## Given exercise
Here are some records; copy every line that holds the word "label".

## Information given
[Begin]

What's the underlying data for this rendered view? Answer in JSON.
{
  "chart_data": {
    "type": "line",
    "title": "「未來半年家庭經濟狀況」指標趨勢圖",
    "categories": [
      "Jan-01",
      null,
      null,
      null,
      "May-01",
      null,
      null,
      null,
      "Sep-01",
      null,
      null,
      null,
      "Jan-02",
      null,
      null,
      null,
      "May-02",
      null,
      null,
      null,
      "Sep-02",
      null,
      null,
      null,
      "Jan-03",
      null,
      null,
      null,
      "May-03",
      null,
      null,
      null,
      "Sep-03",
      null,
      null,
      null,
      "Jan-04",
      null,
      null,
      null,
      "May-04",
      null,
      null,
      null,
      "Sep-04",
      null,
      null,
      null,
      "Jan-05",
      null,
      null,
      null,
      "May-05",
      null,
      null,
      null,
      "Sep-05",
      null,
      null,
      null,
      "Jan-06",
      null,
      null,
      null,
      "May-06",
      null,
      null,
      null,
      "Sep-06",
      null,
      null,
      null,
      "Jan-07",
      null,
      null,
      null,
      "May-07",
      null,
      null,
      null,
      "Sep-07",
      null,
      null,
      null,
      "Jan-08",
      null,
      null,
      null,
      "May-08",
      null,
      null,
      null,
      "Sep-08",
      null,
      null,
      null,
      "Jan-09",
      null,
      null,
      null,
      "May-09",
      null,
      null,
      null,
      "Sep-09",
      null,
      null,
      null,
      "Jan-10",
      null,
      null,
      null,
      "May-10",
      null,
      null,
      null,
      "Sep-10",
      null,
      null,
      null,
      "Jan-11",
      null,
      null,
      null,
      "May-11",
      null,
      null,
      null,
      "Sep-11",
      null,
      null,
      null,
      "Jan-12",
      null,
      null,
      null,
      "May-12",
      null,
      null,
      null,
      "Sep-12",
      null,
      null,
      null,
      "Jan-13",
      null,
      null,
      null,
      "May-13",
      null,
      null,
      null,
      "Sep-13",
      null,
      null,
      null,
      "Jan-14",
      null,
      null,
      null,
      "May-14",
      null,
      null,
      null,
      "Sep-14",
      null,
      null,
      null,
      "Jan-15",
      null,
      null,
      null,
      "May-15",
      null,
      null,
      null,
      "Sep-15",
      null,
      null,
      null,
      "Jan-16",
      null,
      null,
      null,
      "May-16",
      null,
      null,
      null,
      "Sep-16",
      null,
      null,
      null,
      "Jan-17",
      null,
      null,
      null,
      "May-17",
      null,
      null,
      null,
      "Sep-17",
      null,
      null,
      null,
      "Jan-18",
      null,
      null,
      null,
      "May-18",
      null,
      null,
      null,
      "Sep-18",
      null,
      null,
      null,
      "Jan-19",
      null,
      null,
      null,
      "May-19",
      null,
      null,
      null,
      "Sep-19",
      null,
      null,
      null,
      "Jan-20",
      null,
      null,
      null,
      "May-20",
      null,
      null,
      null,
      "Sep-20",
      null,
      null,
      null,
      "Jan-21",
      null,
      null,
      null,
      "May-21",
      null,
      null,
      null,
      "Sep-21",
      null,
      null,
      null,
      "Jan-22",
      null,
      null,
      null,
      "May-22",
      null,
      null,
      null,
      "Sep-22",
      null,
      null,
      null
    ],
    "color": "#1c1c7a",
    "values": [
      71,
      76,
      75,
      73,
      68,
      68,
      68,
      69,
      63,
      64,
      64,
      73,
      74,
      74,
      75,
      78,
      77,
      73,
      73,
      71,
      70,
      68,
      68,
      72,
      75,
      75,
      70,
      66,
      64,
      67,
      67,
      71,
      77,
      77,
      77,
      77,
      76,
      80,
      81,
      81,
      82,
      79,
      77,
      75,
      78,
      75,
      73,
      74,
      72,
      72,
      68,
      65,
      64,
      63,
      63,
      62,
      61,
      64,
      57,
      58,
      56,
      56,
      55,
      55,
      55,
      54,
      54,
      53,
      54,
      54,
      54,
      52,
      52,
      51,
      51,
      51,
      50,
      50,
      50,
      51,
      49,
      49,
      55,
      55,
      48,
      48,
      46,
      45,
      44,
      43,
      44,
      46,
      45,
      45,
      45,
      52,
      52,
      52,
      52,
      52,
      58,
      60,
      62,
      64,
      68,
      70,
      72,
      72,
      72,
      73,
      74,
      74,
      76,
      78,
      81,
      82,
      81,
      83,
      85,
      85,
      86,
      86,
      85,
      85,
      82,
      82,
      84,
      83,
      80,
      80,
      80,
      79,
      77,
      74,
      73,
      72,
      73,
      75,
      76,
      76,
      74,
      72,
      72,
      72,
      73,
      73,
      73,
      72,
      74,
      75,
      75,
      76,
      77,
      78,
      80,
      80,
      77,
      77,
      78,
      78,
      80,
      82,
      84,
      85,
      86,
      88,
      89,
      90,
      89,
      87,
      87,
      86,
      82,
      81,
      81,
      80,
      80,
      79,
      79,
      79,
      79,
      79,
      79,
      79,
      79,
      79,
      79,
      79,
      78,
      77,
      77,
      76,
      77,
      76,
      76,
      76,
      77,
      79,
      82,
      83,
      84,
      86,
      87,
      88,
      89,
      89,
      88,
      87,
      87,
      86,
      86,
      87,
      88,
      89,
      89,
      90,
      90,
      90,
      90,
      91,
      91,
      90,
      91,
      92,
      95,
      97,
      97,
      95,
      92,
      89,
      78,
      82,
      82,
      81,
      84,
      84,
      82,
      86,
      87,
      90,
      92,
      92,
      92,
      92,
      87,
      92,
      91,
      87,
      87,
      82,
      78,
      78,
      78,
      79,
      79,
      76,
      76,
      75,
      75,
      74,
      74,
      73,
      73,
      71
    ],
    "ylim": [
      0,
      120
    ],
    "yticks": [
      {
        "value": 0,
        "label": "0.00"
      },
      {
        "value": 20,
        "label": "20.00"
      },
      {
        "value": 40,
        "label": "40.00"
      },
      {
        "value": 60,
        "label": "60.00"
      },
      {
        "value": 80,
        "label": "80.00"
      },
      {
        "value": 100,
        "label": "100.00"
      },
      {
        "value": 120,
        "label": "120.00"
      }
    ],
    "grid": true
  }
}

[End]

## Complete response
        "label": "0.00"
        "label": "20.00"
        "label": "40.00"
        "label": "60.00"
        "label": "80.00"
        "label": "100.00"
        "label": "120.00"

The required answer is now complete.